* REQUEST:
Select from the records below every line that has the word "text" in it.

Saved data entries:
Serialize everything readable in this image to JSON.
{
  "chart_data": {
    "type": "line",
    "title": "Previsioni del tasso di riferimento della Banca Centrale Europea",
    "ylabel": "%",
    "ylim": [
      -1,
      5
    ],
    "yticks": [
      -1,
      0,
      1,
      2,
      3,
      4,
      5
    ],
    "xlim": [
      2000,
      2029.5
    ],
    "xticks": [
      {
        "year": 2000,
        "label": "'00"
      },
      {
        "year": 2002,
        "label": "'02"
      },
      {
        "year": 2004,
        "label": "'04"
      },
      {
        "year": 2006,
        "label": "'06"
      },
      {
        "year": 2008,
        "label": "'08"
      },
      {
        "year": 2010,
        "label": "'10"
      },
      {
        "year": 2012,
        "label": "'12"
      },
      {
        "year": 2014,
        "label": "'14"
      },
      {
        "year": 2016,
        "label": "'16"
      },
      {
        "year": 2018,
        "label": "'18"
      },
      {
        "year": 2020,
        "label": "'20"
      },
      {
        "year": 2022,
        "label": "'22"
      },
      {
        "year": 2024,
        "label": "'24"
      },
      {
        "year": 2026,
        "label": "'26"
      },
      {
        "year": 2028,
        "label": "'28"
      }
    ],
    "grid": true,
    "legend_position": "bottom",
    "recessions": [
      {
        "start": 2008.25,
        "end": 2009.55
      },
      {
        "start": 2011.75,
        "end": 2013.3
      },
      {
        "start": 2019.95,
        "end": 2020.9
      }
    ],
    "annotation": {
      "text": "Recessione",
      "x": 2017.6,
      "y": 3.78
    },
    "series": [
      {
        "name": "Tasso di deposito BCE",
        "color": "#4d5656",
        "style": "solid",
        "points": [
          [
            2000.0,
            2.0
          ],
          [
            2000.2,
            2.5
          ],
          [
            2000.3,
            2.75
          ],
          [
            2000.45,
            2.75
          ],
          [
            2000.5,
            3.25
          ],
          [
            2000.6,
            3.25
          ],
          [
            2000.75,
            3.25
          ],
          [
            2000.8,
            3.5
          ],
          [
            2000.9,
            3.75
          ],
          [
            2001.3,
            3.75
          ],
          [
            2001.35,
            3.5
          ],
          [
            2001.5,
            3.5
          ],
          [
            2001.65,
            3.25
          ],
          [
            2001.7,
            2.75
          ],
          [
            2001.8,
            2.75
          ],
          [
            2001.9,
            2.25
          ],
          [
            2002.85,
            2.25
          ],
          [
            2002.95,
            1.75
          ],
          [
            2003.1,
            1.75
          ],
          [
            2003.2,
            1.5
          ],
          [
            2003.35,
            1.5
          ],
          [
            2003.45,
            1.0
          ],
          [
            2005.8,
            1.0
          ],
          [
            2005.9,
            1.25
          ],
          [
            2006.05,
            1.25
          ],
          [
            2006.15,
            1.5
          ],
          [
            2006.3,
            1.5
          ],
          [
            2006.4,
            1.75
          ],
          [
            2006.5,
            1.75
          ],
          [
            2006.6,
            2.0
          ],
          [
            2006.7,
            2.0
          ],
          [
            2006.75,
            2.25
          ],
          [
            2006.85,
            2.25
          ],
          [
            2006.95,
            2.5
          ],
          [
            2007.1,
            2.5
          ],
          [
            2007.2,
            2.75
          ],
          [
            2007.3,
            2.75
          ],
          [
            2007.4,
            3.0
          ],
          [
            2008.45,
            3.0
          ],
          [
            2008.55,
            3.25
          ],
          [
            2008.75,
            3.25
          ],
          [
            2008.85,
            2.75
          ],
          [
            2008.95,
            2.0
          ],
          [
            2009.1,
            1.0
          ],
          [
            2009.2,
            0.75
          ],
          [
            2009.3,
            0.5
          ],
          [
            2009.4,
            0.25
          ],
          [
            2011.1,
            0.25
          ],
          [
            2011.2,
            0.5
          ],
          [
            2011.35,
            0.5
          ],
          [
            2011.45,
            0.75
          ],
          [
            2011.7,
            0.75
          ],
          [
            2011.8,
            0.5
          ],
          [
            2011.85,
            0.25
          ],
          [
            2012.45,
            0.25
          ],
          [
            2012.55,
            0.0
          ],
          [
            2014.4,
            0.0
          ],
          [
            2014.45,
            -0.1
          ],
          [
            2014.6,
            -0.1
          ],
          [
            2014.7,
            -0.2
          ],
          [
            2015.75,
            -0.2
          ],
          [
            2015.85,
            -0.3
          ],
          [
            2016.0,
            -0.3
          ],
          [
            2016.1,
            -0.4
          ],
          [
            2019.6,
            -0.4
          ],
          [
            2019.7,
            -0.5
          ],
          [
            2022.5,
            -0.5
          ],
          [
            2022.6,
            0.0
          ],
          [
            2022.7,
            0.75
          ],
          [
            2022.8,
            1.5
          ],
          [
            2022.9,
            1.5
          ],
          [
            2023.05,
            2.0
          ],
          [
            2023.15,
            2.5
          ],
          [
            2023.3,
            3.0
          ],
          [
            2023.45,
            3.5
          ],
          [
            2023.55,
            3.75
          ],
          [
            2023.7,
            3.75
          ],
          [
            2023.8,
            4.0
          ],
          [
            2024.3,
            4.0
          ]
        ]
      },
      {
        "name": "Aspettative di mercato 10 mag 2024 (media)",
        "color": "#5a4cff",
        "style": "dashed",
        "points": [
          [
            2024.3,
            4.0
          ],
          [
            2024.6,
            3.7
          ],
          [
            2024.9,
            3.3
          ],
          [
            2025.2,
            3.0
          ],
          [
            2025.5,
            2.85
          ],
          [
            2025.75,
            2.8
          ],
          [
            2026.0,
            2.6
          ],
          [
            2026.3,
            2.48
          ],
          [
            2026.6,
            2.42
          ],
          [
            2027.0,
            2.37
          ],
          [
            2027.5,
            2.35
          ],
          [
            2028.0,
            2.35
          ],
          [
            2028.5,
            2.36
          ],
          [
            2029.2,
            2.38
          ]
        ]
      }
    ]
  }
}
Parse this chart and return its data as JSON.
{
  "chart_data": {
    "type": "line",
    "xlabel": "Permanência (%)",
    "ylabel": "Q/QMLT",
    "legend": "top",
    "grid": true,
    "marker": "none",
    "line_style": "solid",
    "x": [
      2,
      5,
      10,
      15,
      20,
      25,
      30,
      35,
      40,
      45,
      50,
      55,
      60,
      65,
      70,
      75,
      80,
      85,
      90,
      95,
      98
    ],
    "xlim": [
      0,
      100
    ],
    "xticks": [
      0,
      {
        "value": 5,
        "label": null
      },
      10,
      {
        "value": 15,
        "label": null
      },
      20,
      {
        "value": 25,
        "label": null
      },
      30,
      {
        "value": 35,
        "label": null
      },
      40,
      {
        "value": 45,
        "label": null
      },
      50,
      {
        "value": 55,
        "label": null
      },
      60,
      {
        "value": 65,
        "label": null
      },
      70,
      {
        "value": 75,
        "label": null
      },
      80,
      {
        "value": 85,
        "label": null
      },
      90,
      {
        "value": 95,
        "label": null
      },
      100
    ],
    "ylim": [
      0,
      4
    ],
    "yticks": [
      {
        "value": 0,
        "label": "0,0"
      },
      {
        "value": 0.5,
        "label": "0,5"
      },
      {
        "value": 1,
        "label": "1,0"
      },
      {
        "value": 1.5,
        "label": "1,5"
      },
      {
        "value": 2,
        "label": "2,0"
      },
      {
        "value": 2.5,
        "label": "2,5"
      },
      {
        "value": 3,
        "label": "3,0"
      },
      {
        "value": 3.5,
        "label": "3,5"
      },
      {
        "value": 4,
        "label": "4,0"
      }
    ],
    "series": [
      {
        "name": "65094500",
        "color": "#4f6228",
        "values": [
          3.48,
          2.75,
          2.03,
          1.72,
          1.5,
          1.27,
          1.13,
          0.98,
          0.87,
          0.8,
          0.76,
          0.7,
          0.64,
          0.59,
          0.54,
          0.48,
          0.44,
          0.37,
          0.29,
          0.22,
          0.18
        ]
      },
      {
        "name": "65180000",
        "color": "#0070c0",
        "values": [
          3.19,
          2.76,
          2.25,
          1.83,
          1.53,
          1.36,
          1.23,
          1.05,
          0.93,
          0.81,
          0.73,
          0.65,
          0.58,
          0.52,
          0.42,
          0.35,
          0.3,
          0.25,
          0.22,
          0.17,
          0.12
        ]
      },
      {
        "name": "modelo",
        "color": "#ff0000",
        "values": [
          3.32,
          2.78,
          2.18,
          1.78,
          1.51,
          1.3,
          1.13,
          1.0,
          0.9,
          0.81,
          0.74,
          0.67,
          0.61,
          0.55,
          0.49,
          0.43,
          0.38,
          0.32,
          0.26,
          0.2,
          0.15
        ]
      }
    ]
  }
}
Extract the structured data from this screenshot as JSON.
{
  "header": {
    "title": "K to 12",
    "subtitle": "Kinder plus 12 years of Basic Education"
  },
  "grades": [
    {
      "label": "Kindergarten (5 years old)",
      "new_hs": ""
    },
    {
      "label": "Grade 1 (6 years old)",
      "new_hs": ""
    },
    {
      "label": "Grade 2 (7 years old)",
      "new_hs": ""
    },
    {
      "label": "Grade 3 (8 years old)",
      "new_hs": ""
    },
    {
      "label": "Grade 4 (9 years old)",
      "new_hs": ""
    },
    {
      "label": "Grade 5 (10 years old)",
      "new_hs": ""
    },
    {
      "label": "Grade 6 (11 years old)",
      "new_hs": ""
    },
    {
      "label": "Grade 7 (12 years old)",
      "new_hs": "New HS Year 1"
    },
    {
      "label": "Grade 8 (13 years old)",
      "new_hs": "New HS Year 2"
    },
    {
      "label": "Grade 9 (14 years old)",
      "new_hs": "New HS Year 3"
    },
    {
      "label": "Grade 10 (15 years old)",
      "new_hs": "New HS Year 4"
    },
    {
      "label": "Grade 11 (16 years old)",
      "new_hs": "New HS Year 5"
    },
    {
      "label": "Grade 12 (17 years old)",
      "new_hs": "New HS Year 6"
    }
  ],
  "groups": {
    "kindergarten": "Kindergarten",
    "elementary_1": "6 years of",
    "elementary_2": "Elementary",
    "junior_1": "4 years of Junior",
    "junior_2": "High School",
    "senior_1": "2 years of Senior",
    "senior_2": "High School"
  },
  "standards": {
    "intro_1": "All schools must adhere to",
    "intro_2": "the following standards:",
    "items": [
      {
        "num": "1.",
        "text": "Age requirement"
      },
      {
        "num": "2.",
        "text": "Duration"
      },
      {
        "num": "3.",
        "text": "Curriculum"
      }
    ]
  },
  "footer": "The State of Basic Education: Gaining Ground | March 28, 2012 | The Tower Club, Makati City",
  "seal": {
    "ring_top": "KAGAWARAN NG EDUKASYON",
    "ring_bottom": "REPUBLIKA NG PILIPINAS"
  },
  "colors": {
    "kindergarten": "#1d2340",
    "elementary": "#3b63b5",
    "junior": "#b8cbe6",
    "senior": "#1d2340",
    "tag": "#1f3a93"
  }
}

* CORRECT OUTPUT:
      "text": "Recessione",
        "text": "Age requirement"
        "text": "Duration"
        "text": "Curriculum"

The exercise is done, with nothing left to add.